+++ Excerpted records

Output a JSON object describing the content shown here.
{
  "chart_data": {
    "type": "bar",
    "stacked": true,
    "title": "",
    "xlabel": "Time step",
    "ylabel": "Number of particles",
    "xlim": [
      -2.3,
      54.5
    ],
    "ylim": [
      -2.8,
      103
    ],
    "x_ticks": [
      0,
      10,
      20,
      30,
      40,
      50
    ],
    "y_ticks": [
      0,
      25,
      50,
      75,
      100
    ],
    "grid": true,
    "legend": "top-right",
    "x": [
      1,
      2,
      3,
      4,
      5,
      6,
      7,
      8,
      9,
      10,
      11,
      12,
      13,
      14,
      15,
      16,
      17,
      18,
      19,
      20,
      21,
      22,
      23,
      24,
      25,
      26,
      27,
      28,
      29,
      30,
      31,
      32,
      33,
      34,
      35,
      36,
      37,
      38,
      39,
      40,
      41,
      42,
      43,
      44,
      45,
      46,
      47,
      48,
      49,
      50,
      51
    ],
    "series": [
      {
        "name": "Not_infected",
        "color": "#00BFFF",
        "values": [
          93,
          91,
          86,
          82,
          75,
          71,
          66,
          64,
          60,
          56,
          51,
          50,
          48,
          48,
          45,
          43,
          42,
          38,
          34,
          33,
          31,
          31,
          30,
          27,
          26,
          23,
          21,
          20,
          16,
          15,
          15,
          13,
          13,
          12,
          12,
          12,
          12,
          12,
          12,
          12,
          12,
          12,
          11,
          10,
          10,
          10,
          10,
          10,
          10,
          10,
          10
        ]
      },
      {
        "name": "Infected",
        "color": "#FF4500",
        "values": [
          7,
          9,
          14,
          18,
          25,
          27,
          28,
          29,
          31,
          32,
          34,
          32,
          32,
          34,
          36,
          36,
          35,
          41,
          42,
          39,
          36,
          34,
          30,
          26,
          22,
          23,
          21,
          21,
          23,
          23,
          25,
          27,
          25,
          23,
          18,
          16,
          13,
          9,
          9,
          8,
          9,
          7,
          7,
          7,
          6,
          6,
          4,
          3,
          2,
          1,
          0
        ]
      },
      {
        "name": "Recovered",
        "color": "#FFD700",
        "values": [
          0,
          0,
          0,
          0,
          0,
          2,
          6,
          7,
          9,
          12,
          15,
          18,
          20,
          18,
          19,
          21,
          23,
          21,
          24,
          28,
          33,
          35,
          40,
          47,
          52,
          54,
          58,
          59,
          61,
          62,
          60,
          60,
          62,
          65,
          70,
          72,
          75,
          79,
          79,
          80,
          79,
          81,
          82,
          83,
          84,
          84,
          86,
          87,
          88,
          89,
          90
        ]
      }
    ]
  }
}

++++++

Task details →
Return the lines above exactly, keeping every word.

Complete response →
Output a JSON object describing the content shown here.
{
  "chart_data": {
    "type": "bar",
    "stacked": true,
    "title": "",
    "xlabel": "Time step",
    "ylabel": "Number of particles",
    "xlim": [
      -2.3,
      54.5
    ],
    "ylim": [
      -2.8,
      103
    ],
    "x_ticks": [
      0,
      10,
      20,
      30,
      40,
      50
    ],
    "y_ticks": [
      0,
      25,
      50,
      75,
      100
    ],
    "grid": true,
    "legend": "top-right",
    "x": [
      1,
      2,
      3,
      4,
      5,
      6,
      7,
      8,
      9,
      10,
      11,
      12,
      13,
      14,
      15,
      16,
      17,
      18,
      19,
      20,
      21,
      22,
      23,
      24,
      25,
      26,
      27,
      28,
      29,
      30,
      31,
      32,
      33,
      34,
      35,
      36,
      37,
      38,
      39,
      40,
      41,
      42,
      43,
      44,
      45,
      46,
      47,
      48,
      49,
      50,
      51
    ],
    "series": [
      {
        "name": "Not_infected",
        "color": "#00BFFF",
        "values": [
          93,
          91,
          86,
          82,
          75,
          71,
          66,
          64,
          60,
          56,
          51,
          50,
          48,
          48,
          45,
          43,
          42,
          38,
          34,
          33,
          31,
          31,
          30,
          27,
          26,
          23,
          21,
          20,
          16,
          15,
          15,
          13,
          13,
          12,
          12,
          12,
          12,
          12,
          12,
          12,
          12,
          12,
          11,
          10,
          10,
          10,
          10,
          10,
          10,
          10,
          10
        ]
      },
      {
        "name": "Infected",
        "color": "#FF4500",
        "values": [
          7,
          9,
          14,
          18,
          25,
          27,
          28,
          29,
          31,
          32,
          34,
          32,
          32,
          34,
          36,
          36,
          35,
          41,
          42,
          39,
          36,
          34,
          30,
          26,
          22,
          23,
          21,
          21,
          23,
          23,
          25,
          27,
          25,
          23,
          18,
          16,
          13,
          9,
          9,
          8,
          9,
          7,
          7,
          7,
          6,
          6,
          4,
          3,
          2,
          1,
          0
        ]
      },
      {
        "name": "Recovered",
        "color": "#FFD700",
        "values": [
          0,
          0,
          0,
          0,
          0,
          2,
          6,
          7,
          9,
          12,
          15,
          18,
          20,
          18,
          19,
          21,
          23,
          21,
          24,
          28,
          33,
          35,
          40,
          47,
          52,
          54,
          58,
          59,
          61,
          62,
          60,
          60,
          62,
          65,
          70,
          72,
          75,
          79,
          79,
          80,
          79,
          81,
          82,
          83,
          84,
          84,
          86,
          87,
          88,
          89,
          90
        ]
      }
    ]
  }
}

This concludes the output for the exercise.